Written request A: Collect every line in the records that contains the string "Nasr", matching case exactly.

Technical papers about UNITEC-1

I did a Google search to find some technical information about UNITEC-1 – in addition to what is already available on their website – and here is what came up:

They all appear to be from the same conference held last year.

I also found two videos on YouTube, one showing a 20 second flight sequence, and one longer that appears to give a presentation of UNITEC-1; however, it is in Japanese so I have no idea what they say 🙂

If you find something else interesting about UNITEC-1, technical papers, videos or something else, leave a comment!

Submissions received so far:

UNITEC-1: The KU LNC 5659 C PRO has arrived

Yesterday I have received the C-band down-converter that I have ordered last week for the UNITEC-1 receiver station.

Watch video on YouTube.

I have also uploaded a few high resolution photos to my Picasa Albums:

Close-up the KU LNC 5659 C PRO low noise downconverter (LNC) from Kuhne Electronic.

Close-up the KU LNC 5659 C PRO low noise downconverter (LNC) from Kuhne Electronic.

The KU LNC 5659 C PRO low noise downconverter (LNC) from Kuhne Electronic. It converts 5.6...5.9 GHz to 400...700 MHz. Noise figure 1 dB, Gain 40 dB.

If you can’t read the specs, you can see them on my work-in-progress wiki page about the C-band Receiver Station.

Next step will be to connect it to the USRP equipped with the WBX and TVRX daughterboards (need 400…700 MHz receiver) and use some basic GNU Radio receiver software to test it using the OZ7IGY beacon, which transmits on 5.7 GHz (5760.930 MHz to be precise) and is definitely within our range. We can probably also find a signal generator for 5.6/5.7/5.8/5.9 GHz somewhere for better tests.

UNITEC-1: A New Deep Space Adventure

If everything goes according to current plans, JAXA will launch their PLANET-C spacecraft towards Venus on May 18, 2010. To fill out the empty space and available payload mass on the H-IIA rocket, they will also bring four university built cubesats into orbit. One of these cubesats, UNITEC-1, is very special in that it will follow PLANET-C all the way to Venus, although without any propulsive capabilities to make trajectory corrections it might end up somewhere else – we’ll see about that. Another special thing about UNITEC-1 is that it will be using the 6 cm amateur radio band. Cubesats have a tendency to be stuck on VHF and UHF frequencies for understandable reasons, so a 5.8 GHz signal from deep space will be an interesting challenge!

Written request B: Reproduce the stretch of the UNITEC-1 page from "I have also" through "Gain 40 dB.".

Record set:
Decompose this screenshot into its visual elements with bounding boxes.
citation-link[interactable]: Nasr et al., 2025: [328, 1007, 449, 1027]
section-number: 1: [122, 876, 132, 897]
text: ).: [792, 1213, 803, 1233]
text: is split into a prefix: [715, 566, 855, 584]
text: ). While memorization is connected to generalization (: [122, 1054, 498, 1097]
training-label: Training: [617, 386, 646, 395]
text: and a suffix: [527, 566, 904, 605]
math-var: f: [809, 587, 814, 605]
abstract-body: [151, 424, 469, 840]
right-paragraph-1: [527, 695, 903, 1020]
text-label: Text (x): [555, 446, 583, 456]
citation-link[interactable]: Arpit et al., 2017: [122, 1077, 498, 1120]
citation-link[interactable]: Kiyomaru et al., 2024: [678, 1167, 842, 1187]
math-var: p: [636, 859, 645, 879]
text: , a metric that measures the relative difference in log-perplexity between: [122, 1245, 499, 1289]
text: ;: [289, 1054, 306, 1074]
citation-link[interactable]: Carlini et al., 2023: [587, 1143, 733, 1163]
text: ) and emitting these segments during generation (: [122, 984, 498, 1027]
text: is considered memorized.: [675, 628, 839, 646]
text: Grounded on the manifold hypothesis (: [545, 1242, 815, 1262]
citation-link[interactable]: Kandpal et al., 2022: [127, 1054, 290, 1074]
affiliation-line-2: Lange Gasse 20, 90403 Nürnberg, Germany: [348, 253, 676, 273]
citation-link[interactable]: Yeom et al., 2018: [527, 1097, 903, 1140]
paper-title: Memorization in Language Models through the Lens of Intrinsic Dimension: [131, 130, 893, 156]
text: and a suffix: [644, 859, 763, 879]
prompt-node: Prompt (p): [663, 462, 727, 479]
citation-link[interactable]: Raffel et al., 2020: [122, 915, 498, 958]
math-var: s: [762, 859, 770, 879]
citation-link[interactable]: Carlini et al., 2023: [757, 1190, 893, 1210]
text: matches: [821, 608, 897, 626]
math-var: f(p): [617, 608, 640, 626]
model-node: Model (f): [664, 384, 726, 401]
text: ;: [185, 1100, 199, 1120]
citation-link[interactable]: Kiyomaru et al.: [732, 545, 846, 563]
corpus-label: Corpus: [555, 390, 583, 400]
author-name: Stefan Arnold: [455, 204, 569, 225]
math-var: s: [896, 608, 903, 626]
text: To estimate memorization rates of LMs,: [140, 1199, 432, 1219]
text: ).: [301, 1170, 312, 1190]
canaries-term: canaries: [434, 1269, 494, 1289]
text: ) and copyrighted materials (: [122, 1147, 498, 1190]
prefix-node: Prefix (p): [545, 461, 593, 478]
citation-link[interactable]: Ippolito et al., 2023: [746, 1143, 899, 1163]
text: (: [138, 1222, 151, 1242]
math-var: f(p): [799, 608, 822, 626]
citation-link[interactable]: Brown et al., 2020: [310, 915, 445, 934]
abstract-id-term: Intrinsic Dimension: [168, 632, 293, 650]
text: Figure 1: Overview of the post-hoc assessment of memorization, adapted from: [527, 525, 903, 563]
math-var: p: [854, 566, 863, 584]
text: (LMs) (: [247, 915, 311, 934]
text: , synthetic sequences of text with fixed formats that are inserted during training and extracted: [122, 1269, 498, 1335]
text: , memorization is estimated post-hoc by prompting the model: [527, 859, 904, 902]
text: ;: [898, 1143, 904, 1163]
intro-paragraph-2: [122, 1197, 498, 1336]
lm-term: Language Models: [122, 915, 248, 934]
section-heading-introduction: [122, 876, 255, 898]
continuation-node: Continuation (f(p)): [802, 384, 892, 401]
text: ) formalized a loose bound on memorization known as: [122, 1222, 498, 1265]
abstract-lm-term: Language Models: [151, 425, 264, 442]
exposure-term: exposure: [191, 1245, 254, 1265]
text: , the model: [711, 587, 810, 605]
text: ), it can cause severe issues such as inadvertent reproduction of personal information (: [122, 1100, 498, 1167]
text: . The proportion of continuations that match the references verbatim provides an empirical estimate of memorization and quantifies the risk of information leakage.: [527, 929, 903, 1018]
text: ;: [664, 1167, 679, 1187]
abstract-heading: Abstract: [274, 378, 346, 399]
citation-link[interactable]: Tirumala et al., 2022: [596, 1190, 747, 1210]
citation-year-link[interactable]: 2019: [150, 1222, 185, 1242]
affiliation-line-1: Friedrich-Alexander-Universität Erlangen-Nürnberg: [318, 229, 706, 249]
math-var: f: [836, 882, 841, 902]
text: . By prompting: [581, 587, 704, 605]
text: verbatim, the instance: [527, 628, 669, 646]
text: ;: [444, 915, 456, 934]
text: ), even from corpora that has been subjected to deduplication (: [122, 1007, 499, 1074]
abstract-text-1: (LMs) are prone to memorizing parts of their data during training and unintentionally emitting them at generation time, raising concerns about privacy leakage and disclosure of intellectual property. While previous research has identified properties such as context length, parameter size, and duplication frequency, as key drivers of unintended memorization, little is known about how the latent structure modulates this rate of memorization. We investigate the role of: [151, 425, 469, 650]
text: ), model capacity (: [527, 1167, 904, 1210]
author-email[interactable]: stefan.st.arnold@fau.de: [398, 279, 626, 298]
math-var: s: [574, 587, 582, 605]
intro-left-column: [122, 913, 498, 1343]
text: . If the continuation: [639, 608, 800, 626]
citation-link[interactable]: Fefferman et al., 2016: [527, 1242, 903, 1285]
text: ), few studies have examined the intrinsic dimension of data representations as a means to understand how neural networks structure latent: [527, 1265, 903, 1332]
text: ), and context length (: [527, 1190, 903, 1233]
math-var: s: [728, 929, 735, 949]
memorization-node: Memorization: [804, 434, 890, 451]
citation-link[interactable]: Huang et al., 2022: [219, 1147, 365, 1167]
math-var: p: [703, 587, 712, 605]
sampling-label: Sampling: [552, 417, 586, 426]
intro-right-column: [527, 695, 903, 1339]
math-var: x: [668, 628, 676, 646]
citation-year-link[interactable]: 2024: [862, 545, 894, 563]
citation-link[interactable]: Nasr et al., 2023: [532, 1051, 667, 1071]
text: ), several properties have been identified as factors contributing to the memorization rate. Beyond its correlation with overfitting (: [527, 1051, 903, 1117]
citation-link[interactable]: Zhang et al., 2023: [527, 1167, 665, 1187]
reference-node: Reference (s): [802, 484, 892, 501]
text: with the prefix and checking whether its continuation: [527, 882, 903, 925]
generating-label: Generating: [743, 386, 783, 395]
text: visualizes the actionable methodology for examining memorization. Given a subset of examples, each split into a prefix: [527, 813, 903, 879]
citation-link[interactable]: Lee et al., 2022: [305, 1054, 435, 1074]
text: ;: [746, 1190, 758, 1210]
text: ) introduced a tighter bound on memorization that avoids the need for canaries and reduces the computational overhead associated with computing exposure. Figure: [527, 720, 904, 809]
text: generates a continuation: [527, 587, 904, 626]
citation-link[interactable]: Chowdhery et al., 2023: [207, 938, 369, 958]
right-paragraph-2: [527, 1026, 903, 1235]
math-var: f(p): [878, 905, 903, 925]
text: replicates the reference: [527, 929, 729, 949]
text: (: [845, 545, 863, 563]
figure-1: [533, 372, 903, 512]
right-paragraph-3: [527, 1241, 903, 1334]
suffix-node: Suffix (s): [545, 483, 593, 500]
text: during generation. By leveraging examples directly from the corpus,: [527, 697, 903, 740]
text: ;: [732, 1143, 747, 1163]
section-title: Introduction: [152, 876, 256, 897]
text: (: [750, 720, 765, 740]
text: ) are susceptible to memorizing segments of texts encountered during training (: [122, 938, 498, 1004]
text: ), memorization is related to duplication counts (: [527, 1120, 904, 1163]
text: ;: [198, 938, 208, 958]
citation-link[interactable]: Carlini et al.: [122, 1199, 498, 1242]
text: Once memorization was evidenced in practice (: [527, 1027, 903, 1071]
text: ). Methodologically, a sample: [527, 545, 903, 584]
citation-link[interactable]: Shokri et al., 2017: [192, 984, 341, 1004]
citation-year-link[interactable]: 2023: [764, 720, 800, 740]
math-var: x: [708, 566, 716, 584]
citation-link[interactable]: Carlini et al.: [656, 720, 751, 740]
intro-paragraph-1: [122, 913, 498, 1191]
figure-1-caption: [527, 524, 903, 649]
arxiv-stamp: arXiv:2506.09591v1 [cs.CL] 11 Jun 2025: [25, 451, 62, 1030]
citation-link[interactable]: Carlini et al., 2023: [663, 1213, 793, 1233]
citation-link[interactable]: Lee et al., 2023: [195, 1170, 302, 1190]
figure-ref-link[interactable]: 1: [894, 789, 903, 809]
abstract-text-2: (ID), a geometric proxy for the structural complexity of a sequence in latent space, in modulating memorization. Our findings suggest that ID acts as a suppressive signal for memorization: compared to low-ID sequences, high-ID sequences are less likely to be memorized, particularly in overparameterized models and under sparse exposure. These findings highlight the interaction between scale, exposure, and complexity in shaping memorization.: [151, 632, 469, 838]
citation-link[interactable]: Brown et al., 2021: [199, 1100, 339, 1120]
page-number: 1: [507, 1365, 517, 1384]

Right answer A:
citation-link[interactable]: Nasr et al., 2025: [328, 1007, 449, 1027]
citation-link[interactable]: Nasr et al., 2023: [532, 1051, 667, 1071]

Right answer B:
I have also uploaded a few high resolution photos to my Picasa Albums:

Close-up the KU LNC 5659 C PRO low noise downconverter (LNC) from Kuhne Electronic.

Close-up the KU LNC 5659 C PRO low noise downconverter (LNC) from Kuhne Electronic.

The KU LNC 5659 C PRO low noise downconverter (LNC) from Kuhne Electronic. It converts 5.6...5.9 GHz to 400...700 MHz. Noise figure 1 dB, Gain 40 dB.